REQUEST:
Copy the listing below in full and skip every picture.

------------------------------

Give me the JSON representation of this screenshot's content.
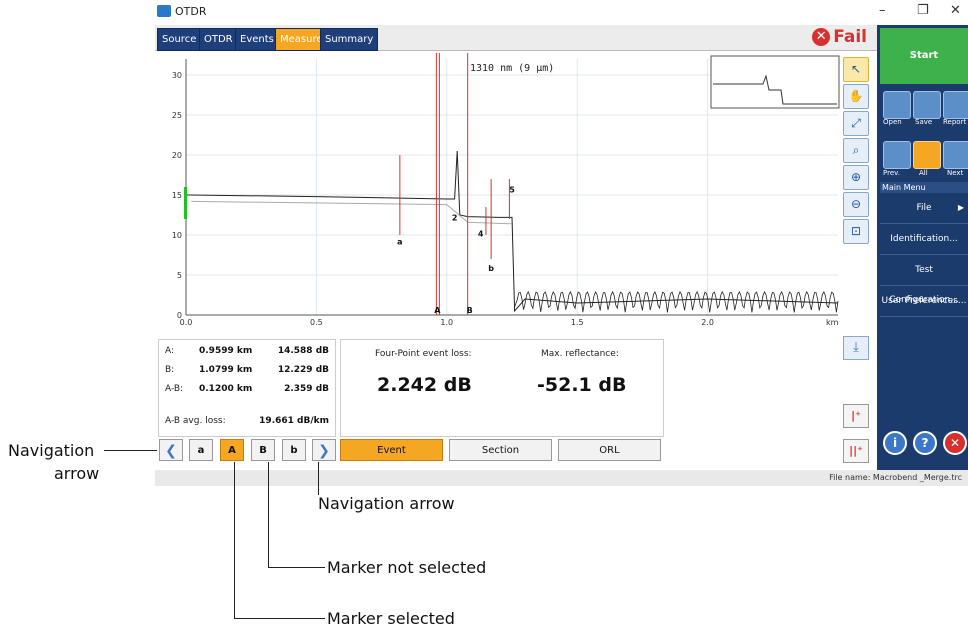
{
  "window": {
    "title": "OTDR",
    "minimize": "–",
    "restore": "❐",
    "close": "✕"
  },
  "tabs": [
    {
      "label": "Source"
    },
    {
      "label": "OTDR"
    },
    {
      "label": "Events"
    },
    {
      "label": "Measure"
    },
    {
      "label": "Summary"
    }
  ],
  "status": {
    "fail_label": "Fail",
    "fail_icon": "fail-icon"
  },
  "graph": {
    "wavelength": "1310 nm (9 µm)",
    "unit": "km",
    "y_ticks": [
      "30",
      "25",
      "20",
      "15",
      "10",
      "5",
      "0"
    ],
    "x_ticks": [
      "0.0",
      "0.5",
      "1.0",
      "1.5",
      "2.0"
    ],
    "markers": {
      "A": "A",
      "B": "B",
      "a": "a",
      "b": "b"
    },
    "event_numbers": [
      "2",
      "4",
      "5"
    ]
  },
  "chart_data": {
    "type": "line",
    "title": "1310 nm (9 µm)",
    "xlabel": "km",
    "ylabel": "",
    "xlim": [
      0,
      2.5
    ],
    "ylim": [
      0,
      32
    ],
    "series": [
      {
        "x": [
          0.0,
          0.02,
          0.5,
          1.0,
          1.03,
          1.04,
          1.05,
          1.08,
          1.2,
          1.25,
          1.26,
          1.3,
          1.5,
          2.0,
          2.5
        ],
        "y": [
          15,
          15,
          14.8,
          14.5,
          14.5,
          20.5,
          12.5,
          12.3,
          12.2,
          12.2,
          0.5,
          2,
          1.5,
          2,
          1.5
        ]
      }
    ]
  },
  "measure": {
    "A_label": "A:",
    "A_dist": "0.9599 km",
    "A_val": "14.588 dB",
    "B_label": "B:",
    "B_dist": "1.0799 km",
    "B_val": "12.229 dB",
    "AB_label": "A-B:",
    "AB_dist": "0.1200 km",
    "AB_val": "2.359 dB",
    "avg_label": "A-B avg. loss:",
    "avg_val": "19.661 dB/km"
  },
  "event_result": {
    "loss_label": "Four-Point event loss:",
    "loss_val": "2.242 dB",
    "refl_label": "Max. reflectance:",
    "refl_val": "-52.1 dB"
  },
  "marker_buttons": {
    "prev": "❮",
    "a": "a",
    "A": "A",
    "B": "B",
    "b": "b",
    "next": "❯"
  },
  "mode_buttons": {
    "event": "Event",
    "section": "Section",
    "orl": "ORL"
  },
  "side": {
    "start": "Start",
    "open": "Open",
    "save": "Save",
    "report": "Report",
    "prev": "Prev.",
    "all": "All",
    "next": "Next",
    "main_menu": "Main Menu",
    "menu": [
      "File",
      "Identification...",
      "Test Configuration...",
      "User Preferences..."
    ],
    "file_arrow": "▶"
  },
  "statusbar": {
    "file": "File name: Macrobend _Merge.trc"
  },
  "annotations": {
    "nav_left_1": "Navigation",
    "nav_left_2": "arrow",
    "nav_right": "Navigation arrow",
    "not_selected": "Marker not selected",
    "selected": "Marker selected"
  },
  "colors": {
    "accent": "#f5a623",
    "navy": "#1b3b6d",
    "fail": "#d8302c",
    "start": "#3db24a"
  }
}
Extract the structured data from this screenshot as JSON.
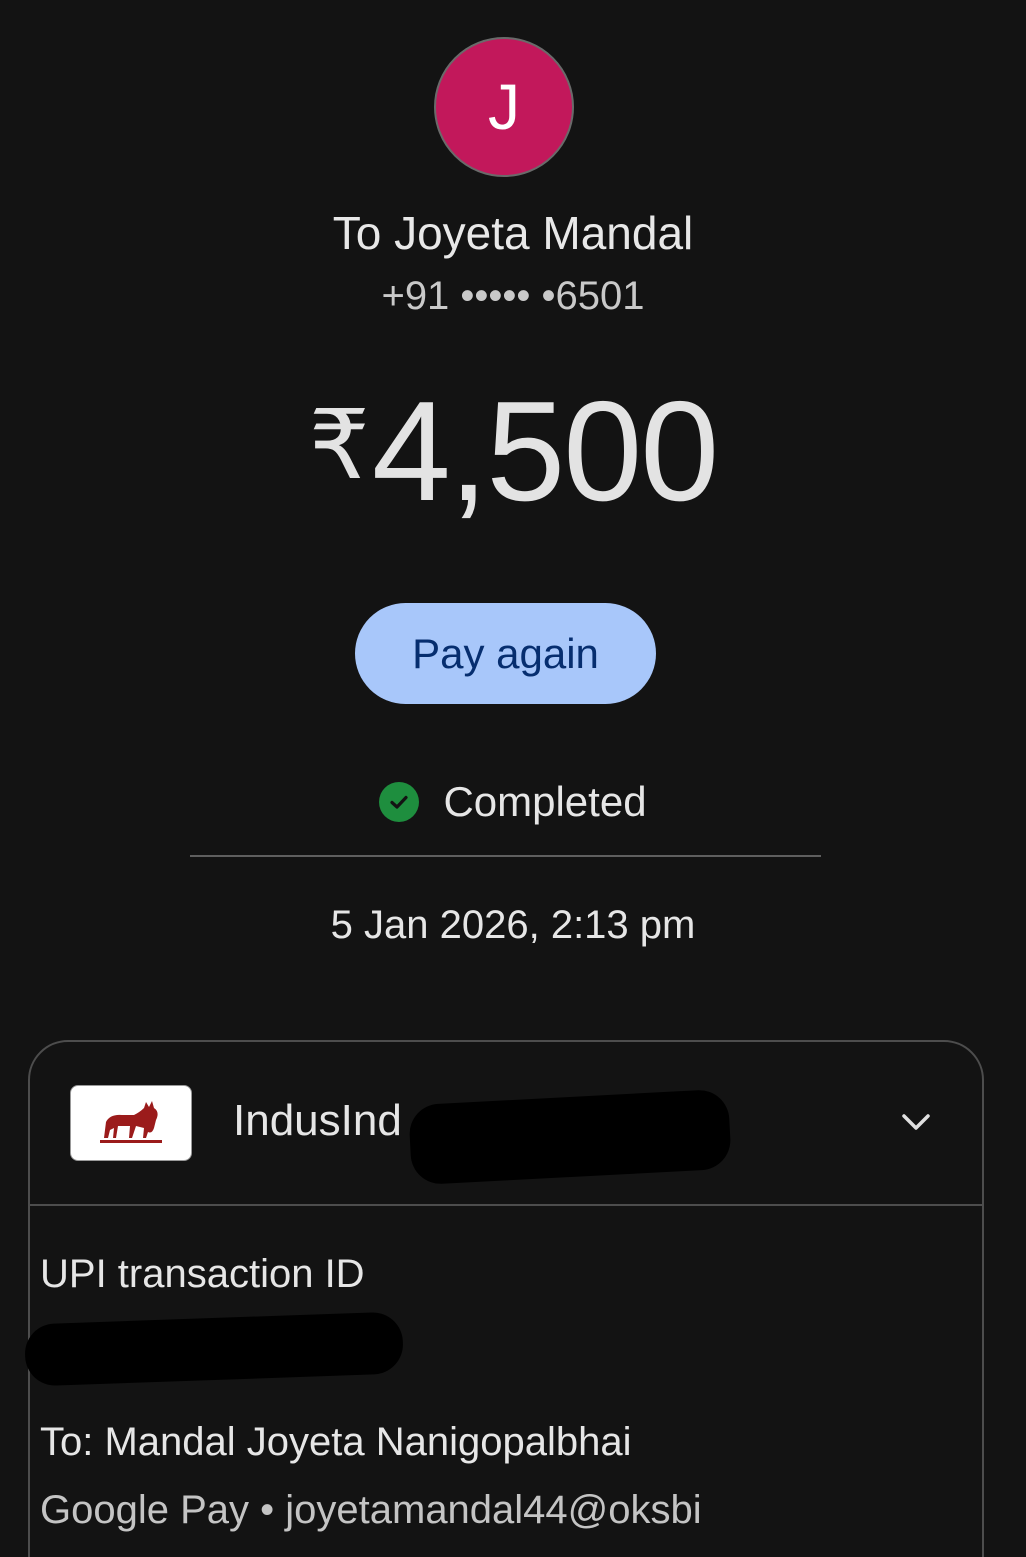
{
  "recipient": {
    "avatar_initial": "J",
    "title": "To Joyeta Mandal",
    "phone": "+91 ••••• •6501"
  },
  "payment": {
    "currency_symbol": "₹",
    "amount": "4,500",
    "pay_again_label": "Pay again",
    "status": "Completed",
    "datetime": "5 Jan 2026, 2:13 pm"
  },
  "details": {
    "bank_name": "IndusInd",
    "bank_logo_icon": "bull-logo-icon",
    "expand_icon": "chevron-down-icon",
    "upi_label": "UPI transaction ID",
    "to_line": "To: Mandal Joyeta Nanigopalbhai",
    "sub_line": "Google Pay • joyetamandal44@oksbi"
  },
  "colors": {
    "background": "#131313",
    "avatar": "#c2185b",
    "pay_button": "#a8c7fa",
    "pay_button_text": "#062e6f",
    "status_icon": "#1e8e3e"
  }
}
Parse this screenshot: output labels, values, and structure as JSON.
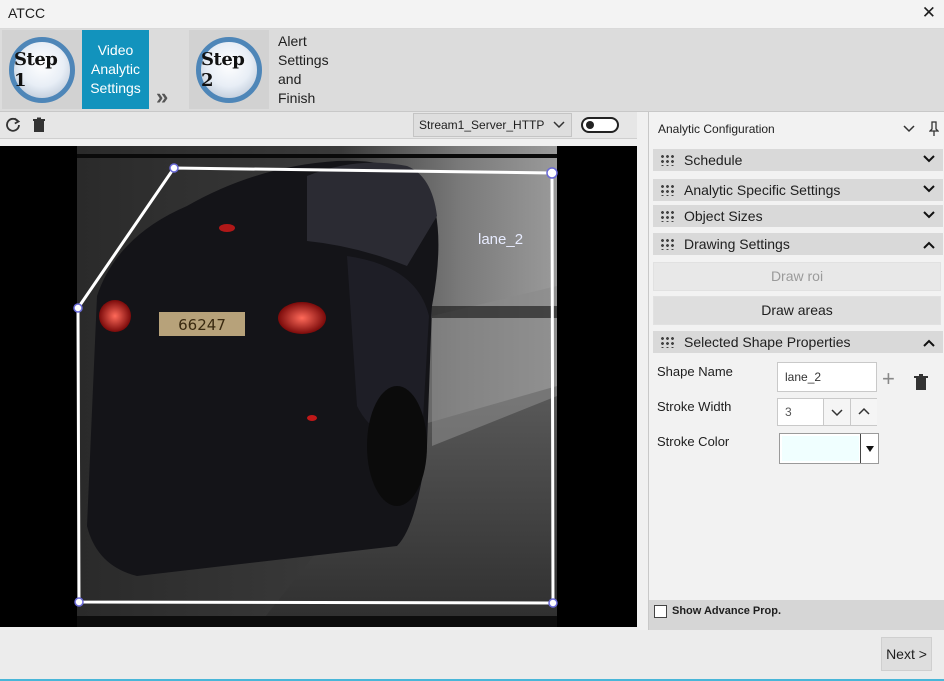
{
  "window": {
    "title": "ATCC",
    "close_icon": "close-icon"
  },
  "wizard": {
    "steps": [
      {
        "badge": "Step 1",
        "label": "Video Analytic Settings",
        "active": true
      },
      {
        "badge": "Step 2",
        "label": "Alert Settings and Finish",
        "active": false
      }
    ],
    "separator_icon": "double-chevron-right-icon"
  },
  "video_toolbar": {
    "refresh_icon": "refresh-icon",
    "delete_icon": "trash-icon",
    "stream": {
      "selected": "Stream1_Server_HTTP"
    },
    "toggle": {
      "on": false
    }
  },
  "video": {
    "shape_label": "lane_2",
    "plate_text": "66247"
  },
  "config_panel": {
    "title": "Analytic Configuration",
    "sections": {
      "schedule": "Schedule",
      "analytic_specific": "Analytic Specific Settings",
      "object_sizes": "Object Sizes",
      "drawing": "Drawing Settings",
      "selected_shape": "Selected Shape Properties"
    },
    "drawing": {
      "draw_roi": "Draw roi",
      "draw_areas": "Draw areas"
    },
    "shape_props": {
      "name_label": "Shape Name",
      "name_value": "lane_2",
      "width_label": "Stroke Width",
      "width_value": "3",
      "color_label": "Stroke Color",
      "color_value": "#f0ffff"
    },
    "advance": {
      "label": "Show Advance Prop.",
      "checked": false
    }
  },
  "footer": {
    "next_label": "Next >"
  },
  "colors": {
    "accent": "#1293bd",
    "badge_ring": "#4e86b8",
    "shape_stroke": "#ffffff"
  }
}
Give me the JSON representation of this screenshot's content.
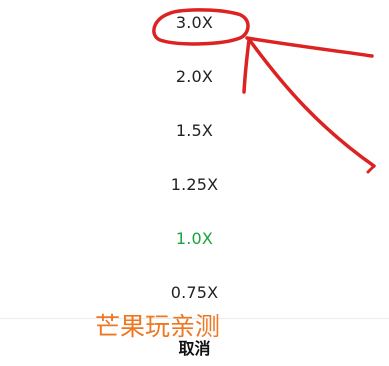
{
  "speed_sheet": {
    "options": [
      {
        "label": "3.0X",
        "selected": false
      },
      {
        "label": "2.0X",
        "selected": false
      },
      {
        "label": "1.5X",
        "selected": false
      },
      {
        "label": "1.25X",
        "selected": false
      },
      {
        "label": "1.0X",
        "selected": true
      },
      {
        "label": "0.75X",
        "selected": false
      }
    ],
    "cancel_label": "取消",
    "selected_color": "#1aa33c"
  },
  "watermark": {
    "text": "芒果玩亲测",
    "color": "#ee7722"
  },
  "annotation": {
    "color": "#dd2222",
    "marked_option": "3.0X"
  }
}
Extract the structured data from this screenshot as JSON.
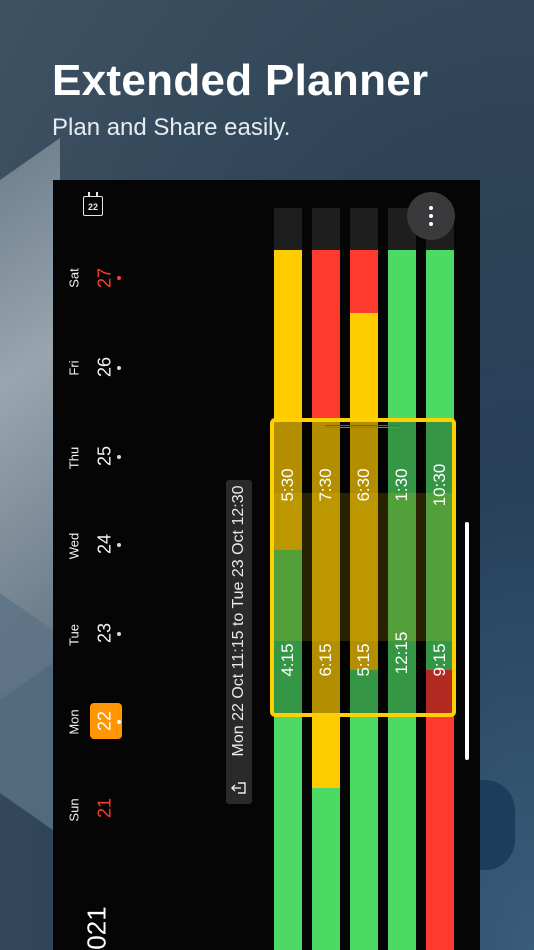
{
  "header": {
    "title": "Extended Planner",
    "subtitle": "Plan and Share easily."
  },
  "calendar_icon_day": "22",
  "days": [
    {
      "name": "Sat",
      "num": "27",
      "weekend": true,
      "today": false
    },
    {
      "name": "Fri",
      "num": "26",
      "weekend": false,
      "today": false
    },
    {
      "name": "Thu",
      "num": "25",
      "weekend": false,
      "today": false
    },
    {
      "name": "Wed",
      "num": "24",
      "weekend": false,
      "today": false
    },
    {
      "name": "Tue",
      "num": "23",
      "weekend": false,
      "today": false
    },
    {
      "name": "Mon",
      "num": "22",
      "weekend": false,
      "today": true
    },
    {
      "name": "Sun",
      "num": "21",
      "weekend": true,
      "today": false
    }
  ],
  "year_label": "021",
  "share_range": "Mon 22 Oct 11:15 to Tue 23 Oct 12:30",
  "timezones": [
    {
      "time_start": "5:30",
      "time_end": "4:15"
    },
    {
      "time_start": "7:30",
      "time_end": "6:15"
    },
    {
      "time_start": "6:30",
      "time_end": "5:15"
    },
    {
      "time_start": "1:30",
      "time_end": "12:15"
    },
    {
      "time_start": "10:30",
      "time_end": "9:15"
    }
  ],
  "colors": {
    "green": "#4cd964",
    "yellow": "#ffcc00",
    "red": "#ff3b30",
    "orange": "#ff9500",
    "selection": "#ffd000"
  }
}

------------------------------

SOLUTION FOR THIS TASK:
Give me the JSON representation of this screenshot's content.
{
  "window": {
    "title": "OTDR",
    "minimize": "–",
    "restore": "❐",
    "close": "✕"
  },
  "tabs": [
    {
      "label": "Source"
    },
    {
      "label": "OTDR"
    },
    {
      "label": "Events"
    },
    {
      "label": "Measure"
    },
    {
      "label": "Summary"
    }
  ],
  "status": {
    "fail_label": "Fail",
    "fail_icon": "fail-icon"
  },
  "graph": {
    "wavelength": "1310 nm (9 µm)",
    "unit": "km",
    "y_ticks": [
      "30",
      "25",
      "20",
      "15",
      "10",
      "5",
      "0"
    ],
    "x_ticks": [
      "0.0",
      "0.5",
      "1.0",
      "1.5",
      "2.0"
    ],
    "markers": {
      "A": "A",
      "B": "B",
      "a": "a",
      "b": "b"
    },
    "event_numbers": [
      "2",
      "4",
      "5"
    ]
  },
  "chart_data": {
    "type": "line",
    "title": "1310 nm (9 µm)",
    "xlabel": "km",
    "ylabel": "",
    "xlim": [
      0,
      2.5
    ],
    "ylim": [
      0,
      32
    ],
    "series": [
      {
        "x": [
          0.0,
          0.02,
          0.5,
          1.0,
          1.03,
          1.04,
          1.05,
          1.08,
          1.2,
          1.25,
          1.26,
          1.3,
          1.5,
          2.0,
          2.5
        ],
        "y": [
          15,
          15,
          14.8,
          14.5,
          14.5,
          20.5,
          12.5,
          12.3,
          12.2,
          12.2,
          0.5,
          2,
          1.5,
          2,
          1.5
        ]
      }
    ]
  },
  "measure": {
    "A_label": "A:",
    "A_dist": "0.9599 km",
    "A_val": "14.588 dB",
    "B_label": "B:",
    "B_dist": "1.0799 km",
    "B_val": "12.229 dB",
    "AB_label": "A-B:",
    "AB_dist": "0.1200 km",
    "AB_val": "2.359 dB",
    "avg_label": "A-B avg. loss:",
    "avg_val": "19.661 dB/km"
  },
  "event_result": {
    "loss_label": "Four-Point event loss:",
    "loss_val": "2.242 dB",
    "refl_label": "Max. reflectance:",
    "refl_val": "-52.1 dB"
  },
  "marker_buttons": {
    "prev": "❮",
    "a": "a",
    "A": "A",
    "B": "B",
    "b": "b",
    "next": "❯"
  },
  "mode_buttons": {
    "event": "Event",
    "section": "Section",
    "orl": "ORL"
  },
  "side": {
    "start": "Start",
    "open": "Open",
    "save": "Save",
    "report": "Report",
    "prev": "Prev.",
    "all": "All",
    "next": "Next",
    "main_menu": "Main Menu",
    "menu": [
      "File",
      "Identification...",
      "Test Configuration...",
      "User Preferences..."
    ],
    "file_arrow": "▶"
  },
  "statusbar": {
    "file": "File name: Macrobend _Merge.trc"
  },
  "annotations": {
    "nav_left_1": "Navigation",
    "nav_left_2": "arrow",
    "nav_right": "Navigation arrow",
    "not_selected": "Marker not selected",
    "selected": "Marker selected"
  },
  "colors": {
    "accent": "#f5a623",
    "navy": "#1b3b6d",
    "fail": "#d8302c",
    "start": "#3db24a"
  }
}
Extract the structured data from this screenshot as JSON.
{
  "recipient": {
    "avatar_initial": "J",
    "title": "To Joyeta Mandal",
    "phone": "+91 ••••• •6501"
  },
  "payment": {
    "currency_symbol": "₹",
    "amount": "4,500",
    "pay_again_label": "Pay again",
    "status": "Completed",
    "datetime": "5 Jan 2026, 2:13 pm"
  },
  "details": {
    "bank_name": "IndusInd",
    "bank_logo_icon": "bull-logo-icon",
    "expand_icon": "chevron-down-icon",
    "upi_label": "UPI transaction ID",
    "to_line": "To: Mandal Joyeta Nanigopalbhai",
    "sub_line": "Google Pay • joyetamandal44@oksbi"
  },
  "colors": {
    "background": "#131313",
    "avatar": "#c2185b",
    "pay_button": "#a8c7fa",
    "pay_button_text": "#062e6f",
    "status_icon": "#1e8e3e"
  }
}
Parse this screenshot: output labels, values, and structure as JSON.
{
  "window": {
    "title": "ATCC",
    "close_icon": "close-icon"
  },
  "wizard": {
    "steps": [
      {
        "badge": "Step 1",
        "label": "Video Analytic Settings",
        "active": true
      },
      {
        "badge": "Step 2",
        "label": "Alert Settings and Finish",
        "active": false
      }
    ],
    "separator_icon": "double-chevron-right-icon"
  },
  "video_toolbar": {
    "refresh_icon": "refresh-icon",
    "delete_icon": "trash-icon",
    "stream": {
      "selected": "Stream1_Server_HTTP"
    },
    "toggle": {
      "on": false
    }
  },
  "video": {
    "shape_label": "lane_2",
    "plate_text": "66247"
  },
  "config_panel": {
    "title": "Analytic Configuration",
    "sections": {
      "schedule": "Schedule",
      "analytic_specific": "Analytic Specific Settings",
      "object_sizes": "Object Sizes",
      "drawing": "Drawing Settings",
      "selected_shape": "Selected Shape Properties"
    },
    "drawing": {
      "draw_roi": "Draw roi",
      "draw_areas": "Draw areas"
    },
    "shape_props": {
      "name_label": "Shape Name",
      "name_value": "lane_2",
      "width_label": "Stroke Width",
      "width_value": "3",
      "color_label": "Stroke Color",
      "color_value": "#f0ffff"
    },
    "advance": {
      "label": "Show Advance Prop.",
      "checked": false
    }
  },
  "footer": {
    "next_label": "Next >"
  },
  "colors": {
    "accent": "#1293bd",
    "badge_ring": "#4e86b8",
    "shape_stroke": "#ffffff"
  }
}
Give me the JSON representation of this screenshot's content.
{
  "speed_sheet": {
    "options": [
      {
        "label": "3.0X",
        "selected": false
      },
      {
        "label": "2.0X",
        "selected": false
      },
      {
        "label": "1.5X",
        "selected": false
      },
      {
        "label": "1.25X",
        "selected": false
      },
      {
        "label": "1.0X",
        "selected": true
      },
      {
        "label": "0.75X",
        "selected": false
      }
    ],
    "cancel_label": "取消",
    "selected_color": "#1aa33c"
  },
  "watermark": {
    "text": "芒果玩亲测",
    "color": "#ee7722"
  },
  "annotation": {
    "color": "#dd2222",
    "marked_option": "3.0X"
  }
}
Extract the structured data from this screenshot as JSON.
{
  "header": {
    "title": "Extended Planner",
    "subtitle": "Plan and Share easily."
  },
  "calendar_icon_day": "22",
  "days": [
    {
      "name": "Sat",
      "num": "27",
      "weekend": true,
      "today": false
    },
    {
      "name": "Fri",
      "num": "26",
      "weekend": false,
      "today": false
    },
    {
      "name": "Thu",
      "num": "25",
      "weekend": false,
      "today": false
    },
    {
      "name": "Wed",
      "num": "24",
      "weekend": false,
      "today": false
    },
    {
      "name": "Tue",
      "num": "23",
      "weekend": false,
      "today": false
    },
    {
      "name": "Mon",
      "num": "22",
      "weekend": false,
      "today": true
    },
    {
      "name": "Sun",
      "num": "21",
      "weekend": true,
      "today": false
    }
  ],
  "year_label": "021",
  "share_range": "Mon 22 Oct 11:15 to Tue 23 Oct 12:30",
  "timezones": [
    {
      "time_start": "5:30",
      "time_end": "4:15"
    },
    {
      "time_start": "7:30",
      "time_end": "6:15"
    },
    {
      "time_start": "6:30",
      "time_end": "5:15"
    },
    {
      "time_start": "1:30",
      "time_end": "12:15"
    },
    {
      "time_start": "10:30",
      "time_end": "9:15"
    }
  ],
  "colors": {
    "green": "#4cd964",
    "yellow": "#ffcc00",
    "red": "#ff3b30",
    "orange": "#ff9500",
    "selection": "#ffd000"
  }
}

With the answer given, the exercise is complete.